## Exercise
Answer these from the review of Studio 60:
1. Which actor plays the conflicted control-room director?
2. What is the name of the character Matthew Perry plays?
3. According to what Matt says to the network executives, what did Danny fail?

## Source excerpt
>> BEGIN
So far, so good: Hirsch is a fine actor, and Timothy Busfield (whom you may remember from Sneakers or Field of Dreams) plays the conflicted control-room director with sympathy. But for all their efforts, it's acting that first gets Studio 60 in trouble, in the form of Amanda Peet, Sarah Paulson and Matthew Perry. Perry, I understand, spent some time on another popular television show whose name escapes me at this point, but despite (or perhaps because of) his experience on that show (Buddies? Chums? Attack of the Tittering Yuppies?), he seems unable to act without mugging. His performance, as Matt Albie, one half of the creative pair brought in to save the show, has some appeal, but he's constantly undercutting it with his irritating tics.
In his defense, the writing's not helping him. In one cringeworthy bit, wild Matt spills the beans on his writing partner's coke addiction to a room full of network execs:
Matt: Are you people using the confidential information that Danny failed a drug test to force him into taking over Studio 60 to deflect attention from what happened on the air tonight?
>> END
## Provided material
>> BEGIN
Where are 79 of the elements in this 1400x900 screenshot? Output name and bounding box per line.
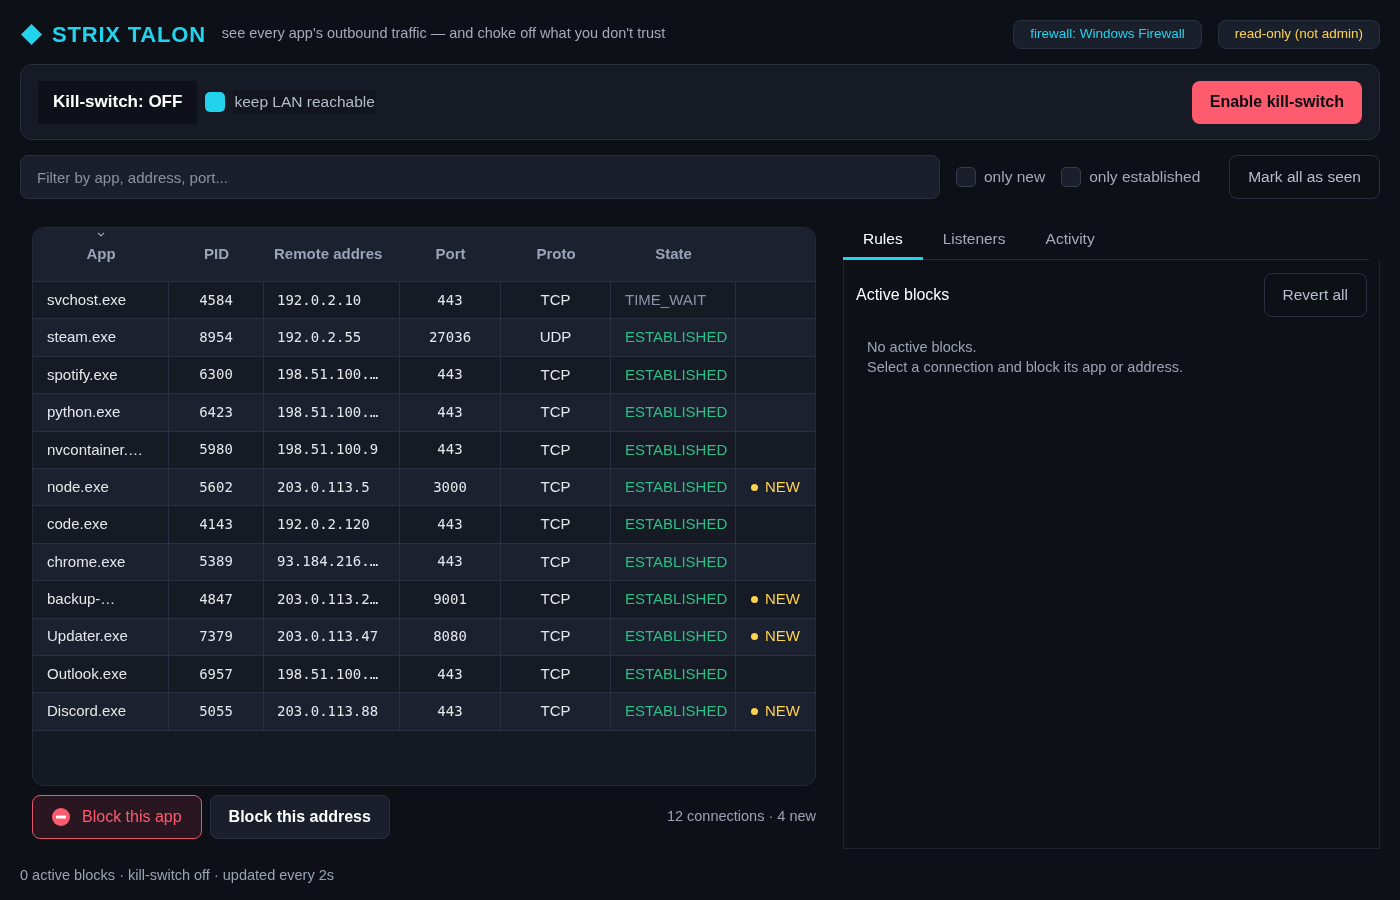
>> END
## Response to the task
1. Timothy Busfield
2. Matt Albie
3. A drug test